[Stored records]
□ □ □ □ □ □ □
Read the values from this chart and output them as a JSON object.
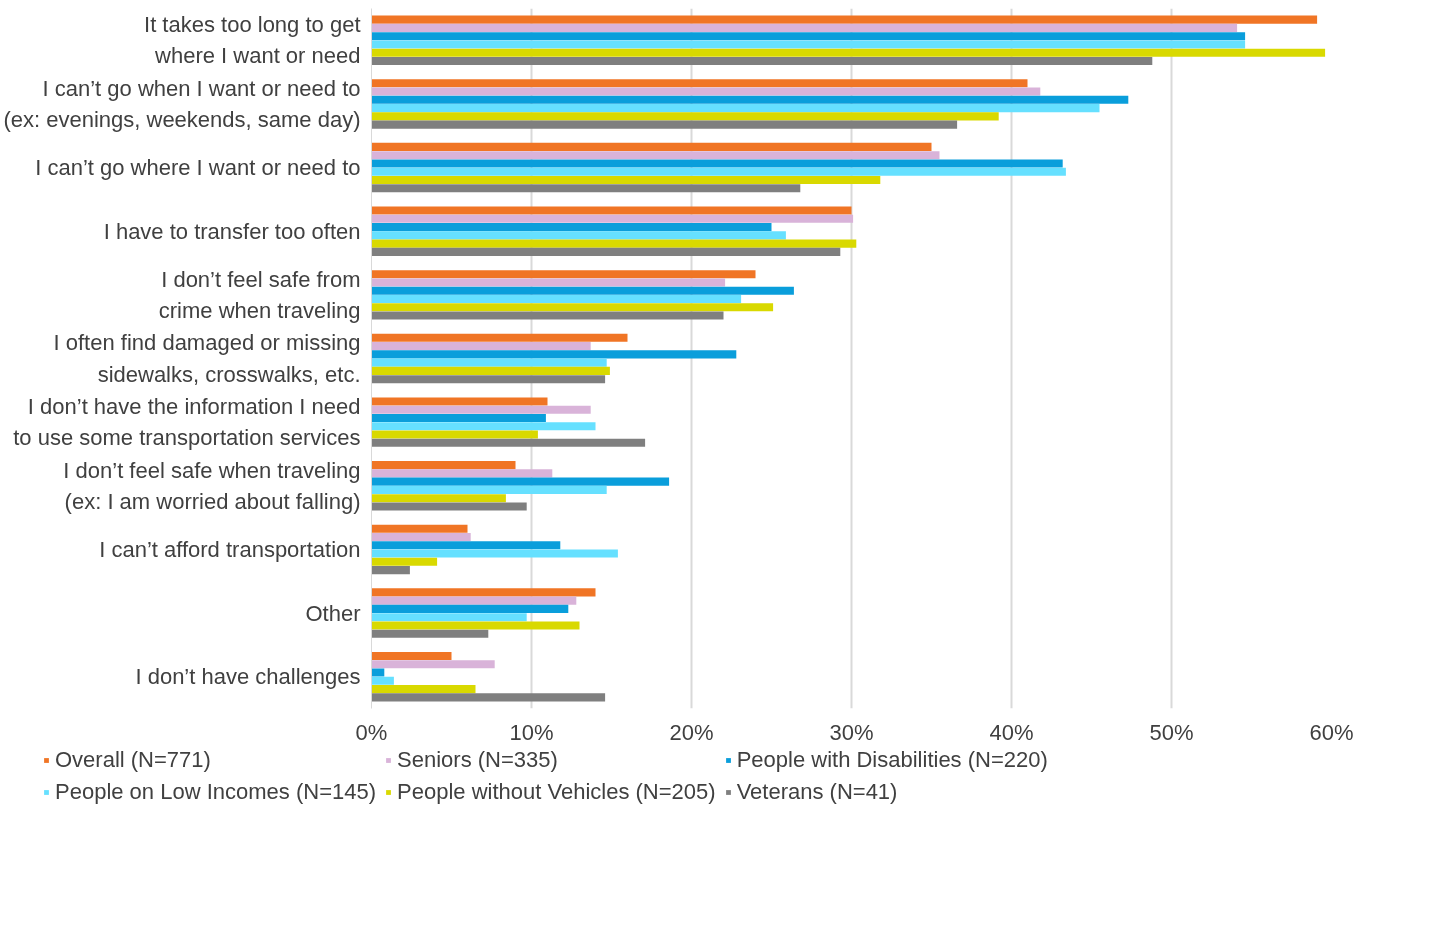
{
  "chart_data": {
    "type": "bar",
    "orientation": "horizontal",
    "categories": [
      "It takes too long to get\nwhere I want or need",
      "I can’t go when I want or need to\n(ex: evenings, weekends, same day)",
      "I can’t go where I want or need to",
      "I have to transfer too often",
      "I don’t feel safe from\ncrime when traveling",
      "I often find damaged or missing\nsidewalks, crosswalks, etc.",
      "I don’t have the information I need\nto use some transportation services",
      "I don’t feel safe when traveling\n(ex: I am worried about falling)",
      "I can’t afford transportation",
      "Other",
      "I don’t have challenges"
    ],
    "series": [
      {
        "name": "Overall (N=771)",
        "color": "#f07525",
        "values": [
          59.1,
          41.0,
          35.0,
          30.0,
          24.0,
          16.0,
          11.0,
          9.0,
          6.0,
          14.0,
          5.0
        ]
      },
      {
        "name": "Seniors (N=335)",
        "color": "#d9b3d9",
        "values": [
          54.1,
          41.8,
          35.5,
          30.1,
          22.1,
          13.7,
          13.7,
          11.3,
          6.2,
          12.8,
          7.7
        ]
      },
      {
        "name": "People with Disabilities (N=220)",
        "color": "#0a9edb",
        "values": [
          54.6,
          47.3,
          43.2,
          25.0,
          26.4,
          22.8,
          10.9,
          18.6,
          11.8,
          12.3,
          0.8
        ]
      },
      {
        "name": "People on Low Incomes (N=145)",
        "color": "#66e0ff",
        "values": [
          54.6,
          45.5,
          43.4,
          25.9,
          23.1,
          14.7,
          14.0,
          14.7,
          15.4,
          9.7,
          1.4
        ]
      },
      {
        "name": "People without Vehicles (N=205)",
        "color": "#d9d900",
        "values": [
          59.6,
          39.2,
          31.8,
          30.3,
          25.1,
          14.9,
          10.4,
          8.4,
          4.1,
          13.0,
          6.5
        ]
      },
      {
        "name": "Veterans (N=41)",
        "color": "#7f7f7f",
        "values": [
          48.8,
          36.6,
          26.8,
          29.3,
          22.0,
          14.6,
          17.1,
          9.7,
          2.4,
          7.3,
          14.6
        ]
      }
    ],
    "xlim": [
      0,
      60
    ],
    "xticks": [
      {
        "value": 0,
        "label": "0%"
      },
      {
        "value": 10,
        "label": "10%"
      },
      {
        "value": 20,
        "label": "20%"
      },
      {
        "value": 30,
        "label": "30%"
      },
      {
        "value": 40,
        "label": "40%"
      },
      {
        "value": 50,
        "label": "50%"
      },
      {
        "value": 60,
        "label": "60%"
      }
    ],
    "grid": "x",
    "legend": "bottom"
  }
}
□ □ □ □ □ □ □
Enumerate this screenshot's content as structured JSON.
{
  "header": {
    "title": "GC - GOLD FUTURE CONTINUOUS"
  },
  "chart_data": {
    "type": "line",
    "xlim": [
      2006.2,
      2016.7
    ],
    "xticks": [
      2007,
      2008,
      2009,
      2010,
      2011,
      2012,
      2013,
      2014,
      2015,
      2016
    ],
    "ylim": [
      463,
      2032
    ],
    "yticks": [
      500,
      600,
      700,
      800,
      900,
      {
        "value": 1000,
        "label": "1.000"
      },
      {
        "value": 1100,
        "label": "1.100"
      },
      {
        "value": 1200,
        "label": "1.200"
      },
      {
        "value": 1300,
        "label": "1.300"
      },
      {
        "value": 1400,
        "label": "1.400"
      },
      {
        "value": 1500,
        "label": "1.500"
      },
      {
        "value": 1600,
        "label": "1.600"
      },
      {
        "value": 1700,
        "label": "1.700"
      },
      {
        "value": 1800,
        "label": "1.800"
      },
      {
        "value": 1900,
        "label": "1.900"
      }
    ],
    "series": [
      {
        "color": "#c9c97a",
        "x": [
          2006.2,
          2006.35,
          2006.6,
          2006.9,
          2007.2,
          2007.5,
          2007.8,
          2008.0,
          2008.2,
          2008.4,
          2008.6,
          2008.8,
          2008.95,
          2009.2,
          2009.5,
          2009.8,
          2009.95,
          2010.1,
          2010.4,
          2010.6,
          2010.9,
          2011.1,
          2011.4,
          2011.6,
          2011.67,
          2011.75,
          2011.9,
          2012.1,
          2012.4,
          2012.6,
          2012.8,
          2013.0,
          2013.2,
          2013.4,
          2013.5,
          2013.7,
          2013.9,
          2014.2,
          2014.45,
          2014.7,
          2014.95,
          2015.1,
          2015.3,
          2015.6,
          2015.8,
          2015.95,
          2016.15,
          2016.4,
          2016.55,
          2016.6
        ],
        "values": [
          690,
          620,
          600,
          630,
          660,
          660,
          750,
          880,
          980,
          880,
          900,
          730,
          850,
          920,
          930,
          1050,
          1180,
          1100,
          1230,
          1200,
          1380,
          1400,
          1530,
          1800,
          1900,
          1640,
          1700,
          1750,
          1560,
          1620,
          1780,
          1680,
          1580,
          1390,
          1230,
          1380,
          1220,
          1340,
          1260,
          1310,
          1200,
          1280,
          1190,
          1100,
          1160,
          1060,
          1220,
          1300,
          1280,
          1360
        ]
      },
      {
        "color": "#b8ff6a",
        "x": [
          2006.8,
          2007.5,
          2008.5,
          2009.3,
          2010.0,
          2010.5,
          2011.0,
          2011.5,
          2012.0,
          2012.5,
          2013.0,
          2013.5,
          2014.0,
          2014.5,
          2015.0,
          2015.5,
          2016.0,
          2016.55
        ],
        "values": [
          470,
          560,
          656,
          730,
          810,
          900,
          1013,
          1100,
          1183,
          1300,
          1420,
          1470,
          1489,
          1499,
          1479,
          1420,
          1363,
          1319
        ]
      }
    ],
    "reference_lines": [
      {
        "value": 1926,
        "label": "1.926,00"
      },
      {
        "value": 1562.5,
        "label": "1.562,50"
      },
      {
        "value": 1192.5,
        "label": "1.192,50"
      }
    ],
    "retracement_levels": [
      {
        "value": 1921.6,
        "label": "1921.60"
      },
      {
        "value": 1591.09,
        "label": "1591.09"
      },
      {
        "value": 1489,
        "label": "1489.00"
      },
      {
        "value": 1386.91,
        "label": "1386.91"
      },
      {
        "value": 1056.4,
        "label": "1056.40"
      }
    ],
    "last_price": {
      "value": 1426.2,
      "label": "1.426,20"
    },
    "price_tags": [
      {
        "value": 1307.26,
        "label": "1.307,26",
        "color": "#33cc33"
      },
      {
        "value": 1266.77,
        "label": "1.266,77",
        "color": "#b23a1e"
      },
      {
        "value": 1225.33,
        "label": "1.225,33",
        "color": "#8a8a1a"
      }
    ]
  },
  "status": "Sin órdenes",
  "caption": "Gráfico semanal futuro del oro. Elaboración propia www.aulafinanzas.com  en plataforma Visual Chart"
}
□ □ □ □ □ □ □
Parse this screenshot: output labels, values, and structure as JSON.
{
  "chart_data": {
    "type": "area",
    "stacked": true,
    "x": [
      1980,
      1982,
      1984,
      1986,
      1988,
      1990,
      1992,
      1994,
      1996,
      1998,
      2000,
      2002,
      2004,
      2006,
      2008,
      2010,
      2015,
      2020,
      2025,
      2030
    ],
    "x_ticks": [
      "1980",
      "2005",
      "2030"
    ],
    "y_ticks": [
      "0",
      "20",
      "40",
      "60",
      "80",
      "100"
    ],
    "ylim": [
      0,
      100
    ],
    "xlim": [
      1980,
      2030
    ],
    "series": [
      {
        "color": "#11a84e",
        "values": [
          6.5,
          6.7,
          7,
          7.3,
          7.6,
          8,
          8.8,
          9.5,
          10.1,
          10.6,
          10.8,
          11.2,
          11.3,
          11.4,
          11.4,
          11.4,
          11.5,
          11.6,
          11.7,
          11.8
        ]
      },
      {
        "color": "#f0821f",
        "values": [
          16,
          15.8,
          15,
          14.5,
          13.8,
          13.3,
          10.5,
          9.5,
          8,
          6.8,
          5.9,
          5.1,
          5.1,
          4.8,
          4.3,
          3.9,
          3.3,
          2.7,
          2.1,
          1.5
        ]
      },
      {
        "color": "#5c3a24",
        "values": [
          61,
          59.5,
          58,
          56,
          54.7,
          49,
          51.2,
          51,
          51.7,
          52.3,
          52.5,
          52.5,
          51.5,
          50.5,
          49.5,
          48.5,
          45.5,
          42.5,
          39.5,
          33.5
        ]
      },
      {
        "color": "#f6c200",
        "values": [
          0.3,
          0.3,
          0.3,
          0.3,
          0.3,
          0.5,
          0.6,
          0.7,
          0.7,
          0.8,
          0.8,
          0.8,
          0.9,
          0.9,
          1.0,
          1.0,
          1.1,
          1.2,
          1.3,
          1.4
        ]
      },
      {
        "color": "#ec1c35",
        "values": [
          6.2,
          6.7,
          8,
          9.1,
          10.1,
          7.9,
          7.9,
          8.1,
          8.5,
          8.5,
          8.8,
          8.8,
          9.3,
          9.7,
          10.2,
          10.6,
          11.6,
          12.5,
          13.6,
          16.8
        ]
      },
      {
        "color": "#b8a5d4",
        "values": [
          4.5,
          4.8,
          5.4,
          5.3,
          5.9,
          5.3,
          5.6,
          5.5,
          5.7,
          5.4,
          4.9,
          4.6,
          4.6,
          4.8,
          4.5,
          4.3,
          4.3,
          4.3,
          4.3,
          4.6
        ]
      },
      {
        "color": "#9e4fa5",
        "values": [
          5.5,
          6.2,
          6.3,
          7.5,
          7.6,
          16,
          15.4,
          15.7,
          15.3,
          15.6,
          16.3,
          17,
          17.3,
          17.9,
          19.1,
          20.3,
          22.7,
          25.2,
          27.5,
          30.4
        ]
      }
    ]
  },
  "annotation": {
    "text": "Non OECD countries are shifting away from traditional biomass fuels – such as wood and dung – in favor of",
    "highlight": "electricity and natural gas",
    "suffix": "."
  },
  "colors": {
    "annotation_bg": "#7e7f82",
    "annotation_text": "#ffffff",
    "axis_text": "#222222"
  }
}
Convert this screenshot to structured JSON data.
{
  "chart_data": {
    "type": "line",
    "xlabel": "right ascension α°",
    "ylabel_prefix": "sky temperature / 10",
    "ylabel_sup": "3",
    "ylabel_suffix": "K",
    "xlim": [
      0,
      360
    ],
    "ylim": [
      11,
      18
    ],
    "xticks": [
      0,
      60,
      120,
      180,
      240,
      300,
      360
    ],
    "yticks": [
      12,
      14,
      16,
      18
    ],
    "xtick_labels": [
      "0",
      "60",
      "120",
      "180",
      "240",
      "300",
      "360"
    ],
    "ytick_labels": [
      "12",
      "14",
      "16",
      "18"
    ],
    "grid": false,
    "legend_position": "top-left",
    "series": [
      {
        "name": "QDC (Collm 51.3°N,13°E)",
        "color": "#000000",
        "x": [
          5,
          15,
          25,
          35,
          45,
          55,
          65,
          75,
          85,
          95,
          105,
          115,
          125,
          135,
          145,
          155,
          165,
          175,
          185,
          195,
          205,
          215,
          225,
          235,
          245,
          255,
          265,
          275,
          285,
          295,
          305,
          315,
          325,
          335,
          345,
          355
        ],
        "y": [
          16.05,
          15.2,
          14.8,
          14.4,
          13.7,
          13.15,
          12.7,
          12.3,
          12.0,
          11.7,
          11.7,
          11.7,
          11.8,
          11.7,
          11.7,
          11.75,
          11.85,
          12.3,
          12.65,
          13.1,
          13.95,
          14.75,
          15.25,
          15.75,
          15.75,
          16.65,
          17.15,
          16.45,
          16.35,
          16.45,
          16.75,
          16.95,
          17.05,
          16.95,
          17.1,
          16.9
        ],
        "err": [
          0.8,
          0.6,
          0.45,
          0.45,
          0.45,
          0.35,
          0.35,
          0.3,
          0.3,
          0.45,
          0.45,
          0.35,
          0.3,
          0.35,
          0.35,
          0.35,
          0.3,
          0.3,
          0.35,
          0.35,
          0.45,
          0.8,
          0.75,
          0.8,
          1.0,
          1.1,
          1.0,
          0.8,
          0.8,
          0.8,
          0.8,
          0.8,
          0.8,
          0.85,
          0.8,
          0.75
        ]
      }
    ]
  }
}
□ □ □ □ □ □ □
In the records above, tally the lines where the word "traveling" appears, and give the number and nothing else.

Exercise answer: 2